■ **Exercise brief**: Go through the lines below and copy any that hold the string "intrauterino".

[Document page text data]
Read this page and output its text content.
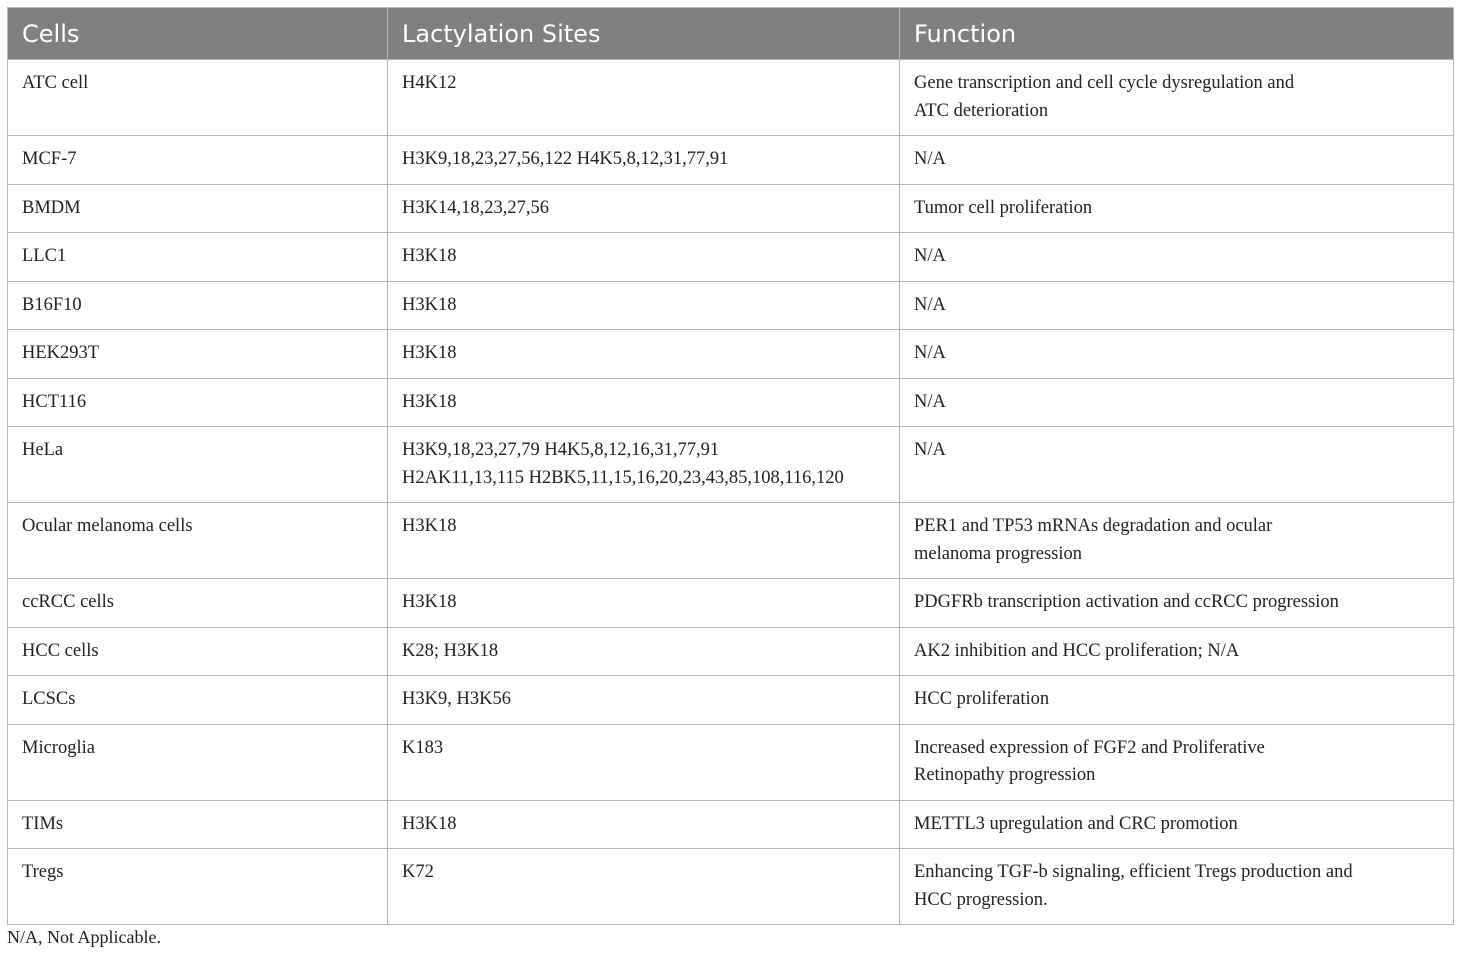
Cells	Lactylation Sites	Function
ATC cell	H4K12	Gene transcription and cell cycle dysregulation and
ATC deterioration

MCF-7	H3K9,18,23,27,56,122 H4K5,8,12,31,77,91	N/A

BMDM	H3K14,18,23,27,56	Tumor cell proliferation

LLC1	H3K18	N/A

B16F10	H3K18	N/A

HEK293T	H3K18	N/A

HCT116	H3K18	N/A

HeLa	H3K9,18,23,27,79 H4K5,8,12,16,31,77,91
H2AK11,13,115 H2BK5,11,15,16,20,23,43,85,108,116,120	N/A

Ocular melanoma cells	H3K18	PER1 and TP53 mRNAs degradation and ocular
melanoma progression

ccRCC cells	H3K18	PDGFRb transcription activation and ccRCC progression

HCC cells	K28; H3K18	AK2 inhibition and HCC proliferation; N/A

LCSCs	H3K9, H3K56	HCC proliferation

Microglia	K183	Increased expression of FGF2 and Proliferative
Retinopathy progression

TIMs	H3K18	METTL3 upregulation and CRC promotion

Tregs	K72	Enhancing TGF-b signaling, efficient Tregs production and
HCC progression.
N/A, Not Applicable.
==
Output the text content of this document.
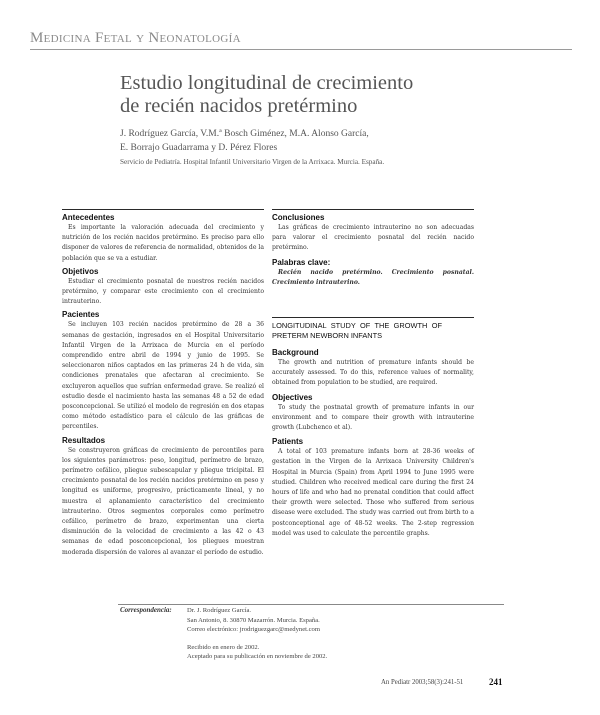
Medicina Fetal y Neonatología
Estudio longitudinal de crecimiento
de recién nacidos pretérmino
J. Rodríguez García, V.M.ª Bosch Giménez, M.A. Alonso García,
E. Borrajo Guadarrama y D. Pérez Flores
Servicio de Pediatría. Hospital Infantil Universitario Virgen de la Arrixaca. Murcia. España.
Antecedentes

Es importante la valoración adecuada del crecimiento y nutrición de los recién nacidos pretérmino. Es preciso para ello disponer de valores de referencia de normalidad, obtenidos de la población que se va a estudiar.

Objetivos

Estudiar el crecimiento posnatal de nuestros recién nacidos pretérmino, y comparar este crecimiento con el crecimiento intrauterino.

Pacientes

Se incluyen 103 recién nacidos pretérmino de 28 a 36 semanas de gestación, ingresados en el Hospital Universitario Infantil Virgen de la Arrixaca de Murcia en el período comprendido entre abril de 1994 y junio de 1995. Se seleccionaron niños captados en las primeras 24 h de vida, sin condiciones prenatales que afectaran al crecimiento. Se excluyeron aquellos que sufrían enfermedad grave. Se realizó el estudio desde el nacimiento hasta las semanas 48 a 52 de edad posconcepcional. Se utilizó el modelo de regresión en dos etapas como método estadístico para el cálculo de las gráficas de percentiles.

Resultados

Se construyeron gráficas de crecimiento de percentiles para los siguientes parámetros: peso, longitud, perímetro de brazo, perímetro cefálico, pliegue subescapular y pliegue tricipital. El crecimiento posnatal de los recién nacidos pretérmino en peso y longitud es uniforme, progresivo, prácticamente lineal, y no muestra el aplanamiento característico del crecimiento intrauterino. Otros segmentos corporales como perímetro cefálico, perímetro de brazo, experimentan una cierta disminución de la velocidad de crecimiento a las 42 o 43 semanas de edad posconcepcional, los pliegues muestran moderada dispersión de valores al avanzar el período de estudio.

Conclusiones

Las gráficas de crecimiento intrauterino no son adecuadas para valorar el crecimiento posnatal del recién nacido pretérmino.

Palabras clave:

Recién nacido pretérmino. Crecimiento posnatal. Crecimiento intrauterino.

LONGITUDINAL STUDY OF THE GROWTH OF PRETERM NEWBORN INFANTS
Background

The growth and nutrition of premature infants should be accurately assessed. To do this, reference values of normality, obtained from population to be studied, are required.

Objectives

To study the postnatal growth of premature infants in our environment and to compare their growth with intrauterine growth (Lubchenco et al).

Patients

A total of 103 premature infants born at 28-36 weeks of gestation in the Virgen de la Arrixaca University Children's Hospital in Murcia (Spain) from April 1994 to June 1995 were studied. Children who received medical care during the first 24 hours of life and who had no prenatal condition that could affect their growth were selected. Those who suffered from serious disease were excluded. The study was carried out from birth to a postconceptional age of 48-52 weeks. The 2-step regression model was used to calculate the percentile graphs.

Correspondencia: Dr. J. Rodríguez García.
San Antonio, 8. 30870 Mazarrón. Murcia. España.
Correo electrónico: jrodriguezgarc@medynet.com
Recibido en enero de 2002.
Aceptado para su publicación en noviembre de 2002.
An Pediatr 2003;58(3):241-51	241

■ **Response to the exercise**:
Estudiar el crecimiento posnatal de nuestros recién nacidos pretérmino, y comparar este crecimiento con el crecimiento intrauterino.
Se construyeron gráficas de crecimiento de percentiles para los siguientes parámetros: peso, longitud, perímetro de brazo, perímetro cefálico, pliegue subescapular y pliegue tricipital. El crecimiento posnatal de los recién nacidos pretérmino en peso y longitud es uniforme, progresivo, prácticamente lineal, y no muestra el aplanamiento característico del crecimiento intrauterino. Otros segmentos corporales como perímetro cefálico, perímetro de brazo, experimentan una cierta disminución de la velocidad de crecimiento a las 42 o 43 semanas de edad posconcepcional, los pliegues muestran moderada dispersión de valores al avanzar el período de estudio.
Las gráficas de crecimiento intrauterino no son adecuadas para valorar el crecimiento posnatal del recién nacido pretérmino.
Recién nacido pretérmino. Crecimiento posnatal. Crecimiento intrauterino.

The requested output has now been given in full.